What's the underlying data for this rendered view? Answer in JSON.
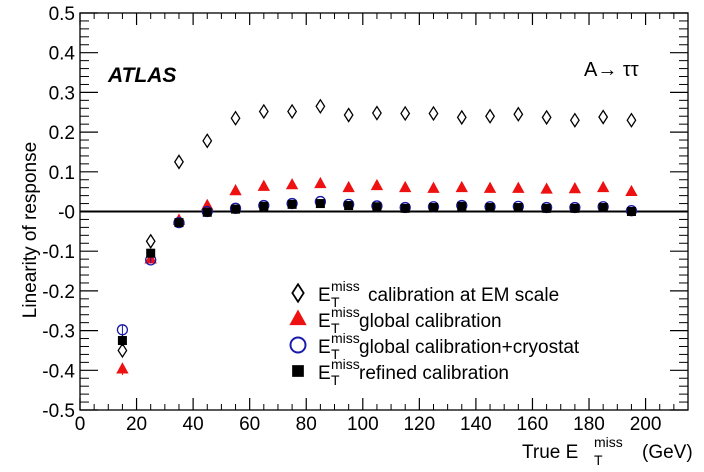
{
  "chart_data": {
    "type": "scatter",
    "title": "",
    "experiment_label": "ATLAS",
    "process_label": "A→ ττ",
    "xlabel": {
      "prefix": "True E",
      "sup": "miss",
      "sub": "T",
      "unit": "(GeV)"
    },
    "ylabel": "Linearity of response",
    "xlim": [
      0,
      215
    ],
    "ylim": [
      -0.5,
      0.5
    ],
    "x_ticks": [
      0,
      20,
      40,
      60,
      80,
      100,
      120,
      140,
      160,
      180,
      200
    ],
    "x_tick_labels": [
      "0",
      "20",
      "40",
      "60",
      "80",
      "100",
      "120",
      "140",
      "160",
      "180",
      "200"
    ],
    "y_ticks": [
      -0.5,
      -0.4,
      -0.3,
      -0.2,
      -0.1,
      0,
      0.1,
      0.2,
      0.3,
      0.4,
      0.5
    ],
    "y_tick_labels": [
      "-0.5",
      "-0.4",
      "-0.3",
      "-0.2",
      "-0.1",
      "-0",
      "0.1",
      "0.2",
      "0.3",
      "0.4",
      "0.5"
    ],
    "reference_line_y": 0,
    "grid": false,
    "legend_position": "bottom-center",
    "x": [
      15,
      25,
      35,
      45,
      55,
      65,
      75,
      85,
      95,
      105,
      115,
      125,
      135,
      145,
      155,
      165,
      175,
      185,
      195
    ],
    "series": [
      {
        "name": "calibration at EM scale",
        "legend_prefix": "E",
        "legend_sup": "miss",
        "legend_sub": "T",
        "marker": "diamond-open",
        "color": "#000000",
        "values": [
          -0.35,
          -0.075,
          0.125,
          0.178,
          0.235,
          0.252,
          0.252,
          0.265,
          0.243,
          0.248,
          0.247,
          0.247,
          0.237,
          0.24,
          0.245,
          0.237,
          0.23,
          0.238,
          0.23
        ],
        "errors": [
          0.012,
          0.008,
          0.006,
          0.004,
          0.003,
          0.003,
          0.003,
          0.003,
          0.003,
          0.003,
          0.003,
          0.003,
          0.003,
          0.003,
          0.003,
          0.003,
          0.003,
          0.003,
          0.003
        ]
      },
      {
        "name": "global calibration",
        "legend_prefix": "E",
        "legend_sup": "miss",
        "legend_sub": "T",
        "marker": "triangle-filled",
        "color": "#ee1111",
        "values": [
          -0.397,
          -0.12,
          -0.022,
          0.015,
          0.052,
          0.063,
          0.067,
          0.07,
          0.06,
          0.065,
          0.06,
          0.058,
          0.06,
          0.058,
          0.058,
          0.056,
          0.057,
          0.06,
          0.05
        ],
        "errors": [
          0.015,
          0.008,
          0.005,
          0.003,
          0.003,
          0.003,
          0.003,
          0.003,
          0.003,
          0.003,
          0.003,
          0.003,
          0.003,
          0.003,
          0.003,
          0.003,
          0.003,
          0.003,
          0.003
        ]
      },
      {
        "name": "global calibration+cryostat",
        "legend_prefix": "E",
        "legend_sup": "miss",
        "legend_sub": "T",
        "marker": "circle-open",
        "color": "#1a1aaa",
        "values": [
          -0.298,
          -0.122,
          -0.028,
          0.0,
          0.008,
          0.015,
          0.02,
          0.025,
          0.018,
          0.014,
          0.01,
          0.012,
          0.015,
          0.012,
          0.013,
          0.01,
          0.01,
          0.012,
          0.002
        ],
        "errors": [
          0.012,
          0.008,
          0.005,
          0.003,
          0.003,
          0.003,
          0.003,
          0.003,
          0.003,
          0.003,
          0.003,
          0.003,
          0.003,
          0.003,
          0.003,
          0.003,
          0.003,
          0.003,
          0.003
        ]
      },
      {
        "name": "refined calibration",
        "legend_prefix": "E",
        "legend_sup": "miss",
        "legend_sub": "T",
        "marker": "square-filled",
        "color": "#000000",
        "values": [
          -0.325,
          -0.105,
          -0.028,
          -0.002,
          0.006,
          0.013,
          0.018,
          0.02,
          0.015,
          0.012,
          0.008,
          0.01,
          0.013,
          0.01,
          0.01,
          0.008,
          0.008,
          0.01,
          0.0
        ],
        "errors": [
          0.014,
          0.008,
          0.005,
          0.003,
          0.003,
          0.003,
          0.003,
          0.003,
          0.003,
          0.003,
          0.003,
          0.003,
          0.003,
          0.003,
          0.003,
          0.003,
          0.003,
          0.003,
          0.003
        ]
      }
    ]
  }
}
--- --- ---
What you will do
Locate the word "open" in the entries, and copy every line where it is found.

Complete response
        "marker": "diamond-open",
        "marker": "circle-open",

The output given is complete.